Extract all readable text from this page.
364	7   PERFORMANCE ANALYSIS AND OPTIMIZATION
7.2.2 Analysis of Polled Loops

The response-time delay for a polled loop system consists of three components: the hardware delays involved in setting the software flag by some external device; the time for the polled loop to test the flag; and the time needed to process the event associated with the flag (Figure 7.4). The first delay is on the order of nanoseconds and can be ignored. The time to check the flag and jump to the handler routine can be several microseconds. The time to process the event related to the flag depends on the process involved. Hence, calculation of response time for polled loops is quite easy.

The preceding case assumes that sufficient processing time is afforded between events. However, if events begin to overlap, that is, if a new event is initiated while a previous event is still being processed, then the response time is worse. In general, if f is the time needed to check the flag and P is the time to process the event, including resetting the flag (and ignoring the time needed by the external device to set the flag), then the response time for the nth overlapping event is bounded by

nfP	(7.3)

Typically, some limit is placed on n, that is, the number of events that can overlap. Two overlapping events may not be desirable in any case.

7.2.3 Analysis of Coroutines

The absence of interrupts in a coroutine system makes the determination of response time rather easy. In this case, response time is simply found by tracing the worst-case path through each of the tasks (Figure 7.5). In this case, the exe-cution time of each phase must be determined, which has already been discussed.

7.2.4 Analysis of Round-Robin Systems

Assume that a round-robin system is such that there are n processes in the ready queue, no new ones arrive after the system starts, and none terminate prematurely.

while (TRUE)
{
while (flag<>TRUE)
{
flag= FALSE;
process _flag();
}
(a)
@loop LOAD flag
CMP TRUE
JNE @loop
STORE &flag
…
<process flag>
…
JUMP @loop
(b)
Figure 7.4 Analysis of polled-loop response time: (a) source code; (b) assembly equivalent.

• _CHALLENGE_
Extract every line above exactly as it stands.

• _COMPLETED TASK_
Extract all readable text from this page.
364	7   PERFORMANCE ANALYSIS AND OPTIMIZATION
7.2.2 Analysis of Polled Loops

The response-time delay for a polled loop system consists of three components: the hardware delays involved in setting the software flag by some external device; the time for the polled loop to test the flag; and the time needed to process the event associated with the flag (Figure 7.4). The first delay is on the order of nanoseconds and can be ignored. The time to check the flag and jump to the handler routine can be several microseconds. The time to process the event related to the flag depends on the process involved. Hence, calculation of response time for polled loops is quite easy.

The preceding case assumes that sufficient processing time is afforded between events. However, if events begin to overlap, that is, if a new event is initiated while a previous event is still being processed, then the response time is worse. In general, if f is the time needed to check the flag and P is the time to process the event, including resetting the flag (and ignoring the time needed by the external device to set the flag), then the response time for the nth overlapping event is bounded by

nfP	(7.3)

Typically, some limit is placed on n, that is, the number of events that can overlap. Two overlapping events may not be desirable in any case.

7.2.3 Analysis of Coroutines

The absence of interrupts in a coroutine system makes the determination of response time rather easy. In this case, response time is simply found by tracing the worst-case path through each of the tasks (Figure 7.5). In this case, the exe-cution time of each phase must be determined, which has already been discussed.

7.2.4 Analysis of Round-Robin Systems

Assume that a round-robin system is such that there are n processes in the ready queue, no new ones arrive after the system starts, and none terminate prematurely.

while (TRUE)
{
while (flag<>TRUE)
{
flag= FALSE;
process _flag();
}
(a)
@loop LOAD flag
CMP TRUE
JNE @loop
STORE &flag
…
<process flag>
…
JUMP @loop
(b)
Figure 7.4 Analysis of polled-loop response time: (a) source code; (b) assembly equivalent.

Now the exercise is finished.